[Entries taken from a collection]

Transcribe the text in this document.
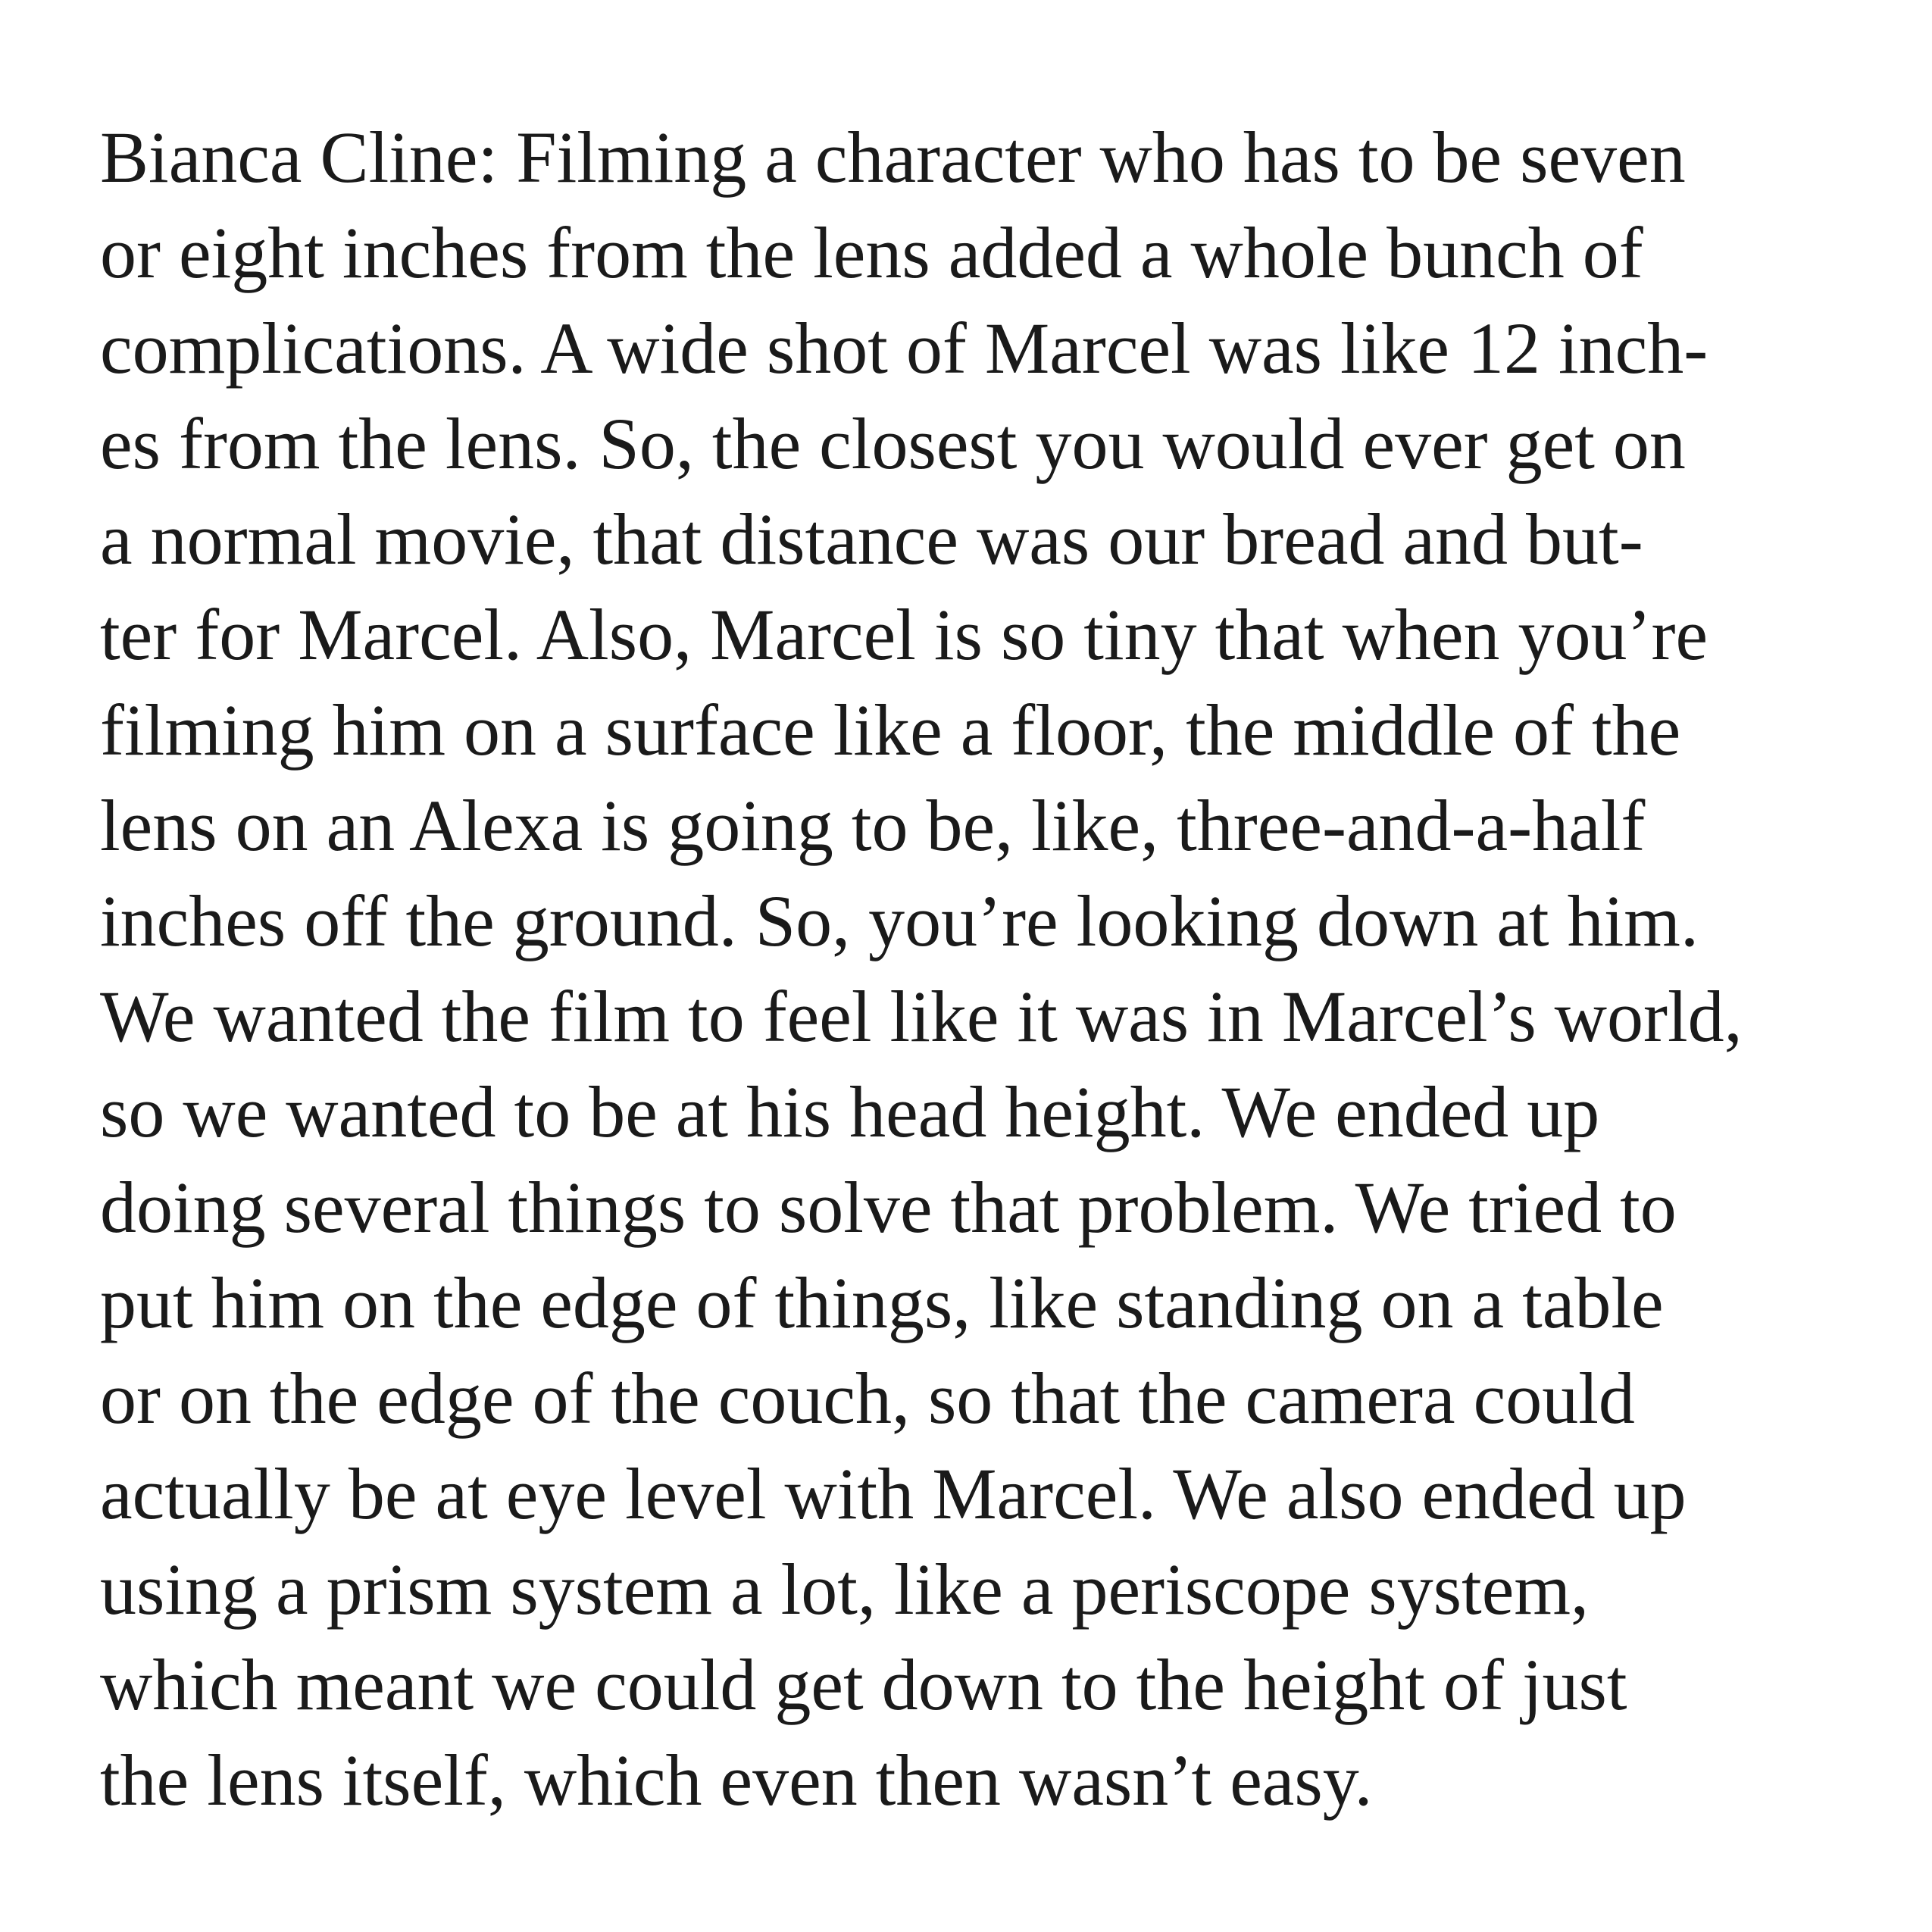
Bianca Cline: Filming a character who has to be seven
or eight inches from the lens added a whole bunch of
complications. A wide shot of Marcel was like 12 inch-
es from the lens. So, the closest you would ever get on
a normal movie, that distance was our bread and but-
ter for Marcel. Also, Marcel is so tiny that when you’re
filming him on a surface like a floor, the middle of the
lens on an Alexa is going to be, like, three-and-a-half
inches off the ground. So, you’re looking down at him.
We wanted the film to feel like it was in Marcel’s world,
so we wanted to be at his head height. We ended up
doing several things to solve that problem. We tried to
put him on the edge of things, like standing on a table
or on the edge of the couch, so that the camera could
actually be at eye level with Marcel. We also ended up
using a prism system a lot, like a periscope system,
which meant we could get down to the height of just
the lens itself, which even then wasn’t easy.
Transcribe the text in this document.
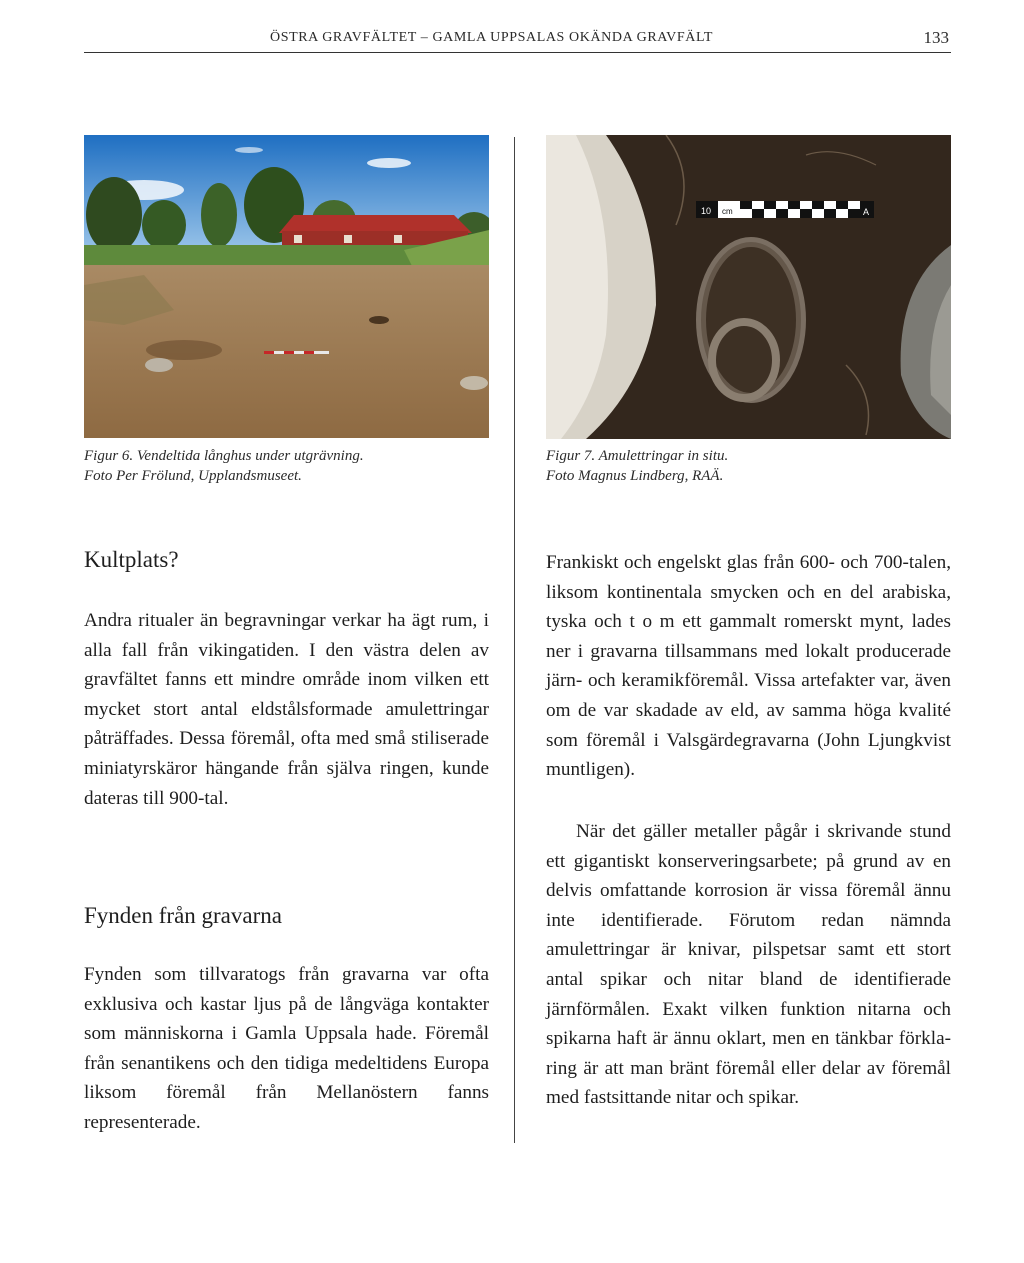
ÖSTRA GRAVFÄLTET – GAMLA UPPSALAS OKÄNDA GRAVFÄLT	133
Figur 6. Vendeltida långhus under utgrävning.
Foto Per Frölund, Upplandsmuseet.
10 cm	A
Figur 7. Amulettringar in situ.
Foto Magnus Lindberg, RAÄ.
Kultplats?
Andra ritualer än begravningar verkar ha ägt rum, i alla fall från vikingatiden. I den västra delen av gravfältet fanns ett mindre område inom vilken ett mycket stort antal eldstålsformade amulettringar påträffades. Dessa föremål, ofta med små stiliserade miniatyrskäror hängande från själva ringen, kunde dateras till 900-tal.
Fynden från gravarna
Fynden som tillvaratogs från gravarna var ofta exklusiva och kastar ljus på de långväga kontakter som människorna i Gamla Uppsala hade. Föremål från senantikens och den tidiga medeltidens Europa liksom föremål från Mellanöstern fanns representerade.
Frankiskt och engelskt glas från 600- och 700-talen, liksom kontinentala smycken och en del arabiska, tyska och t o m ett gammalt romerskt mynt, lades ner i gravarna tillsammans med lokalt producerade järn- och keramikföremål. Vissa artefakter var, även om de var skadade av eld, av samma höga kvalité som föremål i Valsgärdegravarna (John Ljungkvist muntligen).
När det gäller metaller pågår i skrivande stund ett gigantiskt konserveringsarbete; på grund av en delvis omfattande korrosion är vissa föremål ännu inte identifierade. Förutom redan nämnda amulettringar är knivar, pilspetsar samt ett stort antal spikar och nitar bland de identifierade järnförmålen. Exakt vilken funktion nitarna och spikarna haft är ännu oklart, men en tänkbar förklaring är att man bränt föremål eller delar av föremål med fastsittande nitar och spikar.
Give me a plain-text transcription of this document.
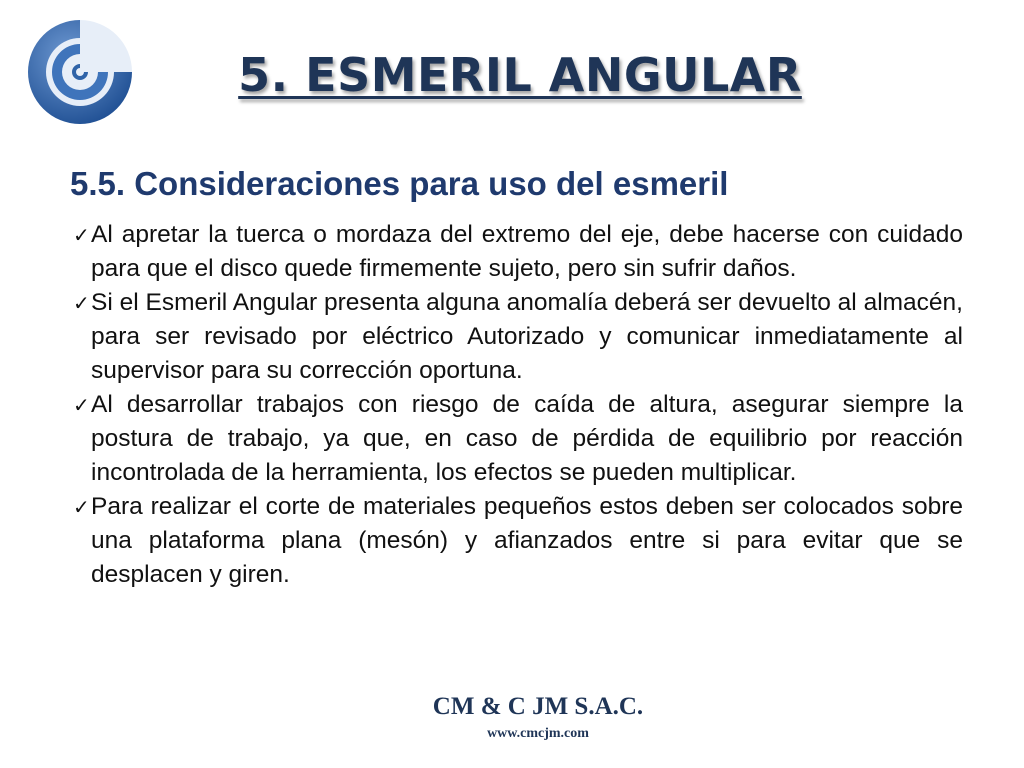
5. ESMERIL ANGULAR
5.5. Consideraciones para uso del esmeril
✓ Al apretar la tuerca o mordaza del extremo del eje, debe hacerse con cuidado para que el disco quede firmemente sujeto, pero sin sufrir daños.
✓ Si el Esmeril Angular presenta alguna anomalía deberá ser devuelto al almacén, para ser revisado por eléctrico Autorizado y comunicar inmediatamente al supervisor para su corrección oportuna.
✓ Al desarrollar trabajos con riesgo de caída de altura, asegurar siempre la postura de trabajo, ya que, en caso de pérdida de equilibrio por reacción incontrolada de la herramienta, los efectos se pueden multiplicar.
✓ Para realizar el corte de materiales pequeños estos deben ser colocados sobre una plataforma plana (mesón) y afianzados entre si para evitar que se desplacen y giren.
CM & C JM S.A.C.
www.cmcjm.com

▶ _WORK TO BE COMPLETED_:
Each line containing "inches" counts once; state the total number of such lines and nothing else.

▶ _TASK ANSWER_:
2